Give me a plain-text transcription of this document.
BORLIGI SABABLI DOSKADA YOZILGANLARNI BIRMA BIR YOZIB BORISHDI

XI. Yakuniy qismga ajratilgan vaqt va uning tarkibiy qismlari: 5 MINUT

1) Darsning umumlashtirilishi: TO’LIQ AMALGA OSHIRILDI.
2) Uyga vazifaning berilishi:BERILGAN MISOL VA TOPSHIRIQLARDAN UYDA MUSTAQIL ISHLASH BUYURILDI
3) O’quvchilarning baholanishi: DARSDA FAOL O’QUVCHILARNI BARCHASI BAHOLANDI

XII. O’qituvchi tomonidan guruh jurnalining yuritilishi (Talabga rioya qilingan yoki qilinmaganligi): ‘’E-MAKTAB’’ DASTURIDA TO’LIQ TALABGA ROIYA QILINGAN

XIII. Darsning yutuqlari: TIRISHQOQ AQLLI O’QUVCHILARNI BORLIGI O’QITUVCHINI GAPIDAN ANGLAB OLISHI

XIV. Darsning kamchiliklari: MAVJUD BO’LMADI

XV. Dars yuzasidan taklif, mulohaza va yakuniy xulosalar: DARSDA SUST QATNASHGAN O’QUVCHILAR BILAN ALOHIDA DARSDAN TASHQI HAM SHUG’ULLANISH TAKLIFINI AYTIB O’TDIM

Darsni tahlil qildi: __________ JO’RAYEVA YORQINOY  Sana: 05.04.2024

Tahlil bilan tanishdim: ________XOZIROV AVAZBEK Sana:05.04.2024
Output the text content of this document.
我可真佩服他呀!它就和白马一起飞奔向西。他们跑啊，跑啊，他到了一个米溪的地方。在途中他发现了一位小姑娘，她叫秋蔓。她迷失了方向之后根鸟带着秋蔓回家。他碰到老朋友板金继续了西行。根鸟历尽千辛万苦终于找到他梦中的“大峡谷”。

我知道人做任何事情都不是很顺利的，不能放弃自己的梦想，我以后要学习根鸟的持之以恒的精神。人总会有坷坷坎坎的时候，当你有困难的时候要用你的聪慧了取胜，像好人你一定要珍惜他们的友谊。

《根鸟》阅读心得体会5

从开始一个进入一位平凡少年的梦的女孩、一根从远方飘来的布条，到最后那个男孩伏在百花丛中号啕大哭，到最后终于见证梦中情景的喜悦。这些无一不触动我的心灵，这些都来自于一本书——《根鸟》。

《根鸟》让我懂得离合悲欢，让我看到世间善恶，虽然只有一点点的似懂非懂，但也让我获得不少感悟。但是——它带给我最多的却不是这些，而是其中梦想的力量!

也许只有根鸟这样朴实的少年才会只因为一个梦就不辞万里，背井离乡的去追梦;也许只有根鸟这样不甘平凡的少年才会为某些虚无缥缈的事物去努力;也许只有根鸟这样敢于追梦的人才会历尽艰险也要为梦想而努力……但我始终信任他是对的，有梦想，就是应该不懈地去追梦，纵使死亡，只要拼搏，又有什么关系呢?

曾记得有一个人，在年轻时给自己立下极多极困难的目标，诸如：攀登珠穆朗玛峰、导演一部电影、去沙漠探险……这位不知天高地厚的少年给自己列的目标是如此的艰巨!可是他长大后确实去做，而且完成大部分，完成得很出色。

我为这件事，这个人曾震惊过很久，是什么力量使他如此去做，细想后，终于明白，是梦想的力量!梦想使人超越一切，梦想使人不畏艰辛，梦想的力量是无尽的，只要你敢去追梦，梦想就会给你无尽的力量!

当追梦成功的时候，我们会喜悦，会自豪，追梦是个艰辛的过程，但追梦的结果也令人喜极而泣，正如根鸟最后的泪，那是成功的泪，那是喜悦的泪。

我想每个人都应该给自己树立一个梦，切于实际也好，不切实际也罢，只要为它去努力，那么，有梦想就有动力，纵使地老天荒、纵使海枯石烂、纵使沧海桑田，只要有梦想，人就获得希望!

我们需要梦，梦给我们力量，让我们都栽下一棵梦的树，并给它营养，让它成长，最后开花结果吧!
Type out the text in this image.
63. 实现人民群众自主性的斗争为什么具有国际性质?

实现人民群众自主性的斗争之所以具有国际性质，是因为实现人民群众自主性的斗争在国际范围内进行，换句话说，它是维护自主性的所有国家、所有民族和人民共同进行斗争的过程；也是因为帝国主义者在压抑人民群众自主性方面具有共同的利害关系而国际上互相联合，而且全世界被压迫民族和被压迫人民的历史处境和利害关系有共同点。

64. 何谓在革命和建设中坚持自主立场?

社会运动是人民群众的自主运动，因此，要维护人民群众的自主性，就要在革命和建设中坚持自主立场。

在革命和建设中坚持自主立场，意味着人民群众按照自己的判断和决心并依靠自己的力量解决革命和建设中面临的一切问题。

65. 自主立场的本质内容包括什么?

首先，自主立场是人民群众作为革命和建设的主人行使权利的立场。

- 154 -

☆ ☆ ☆ ☆ ☆ ☆ ☆

- To be done
Scan the listing above and identify each line holding the string "document"; copy every such line.

- Result
Give me a plain-text transcription of this document.
Output the text content of this document.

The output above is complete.